**What you are asked to do:** Below is a listing; write it out exactly and drop any images from it.

[Start Given data]

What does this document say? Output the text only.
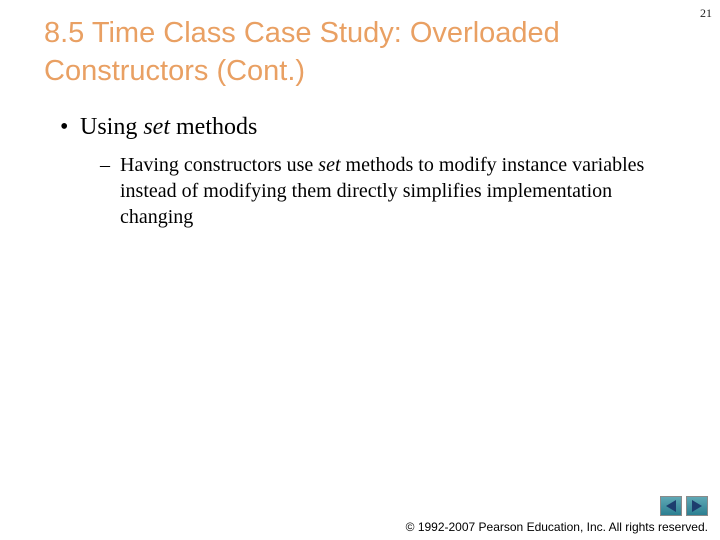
8.5 Time Class Case Study: Overloaded Constructors (Cont.)
21
• Using set methods
– Having constructors use set methods to modify instance variables instead of modifying them directly simplifies implementation changing
© 1992-2007 Pearson Education, Inc. All rights reserved.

[End Given data]

**Reply to the task:**
What does this document say? Output the text only.
8.5 Time Class Case Study: Overloaded Constructors (Cont.)
21
• Using set methods
– Having constructors use set methods to modify instance variables instead of modifying them directly simplifies implementation changing
© 1992-2007 Pearson Education, Inc. All rights reserved.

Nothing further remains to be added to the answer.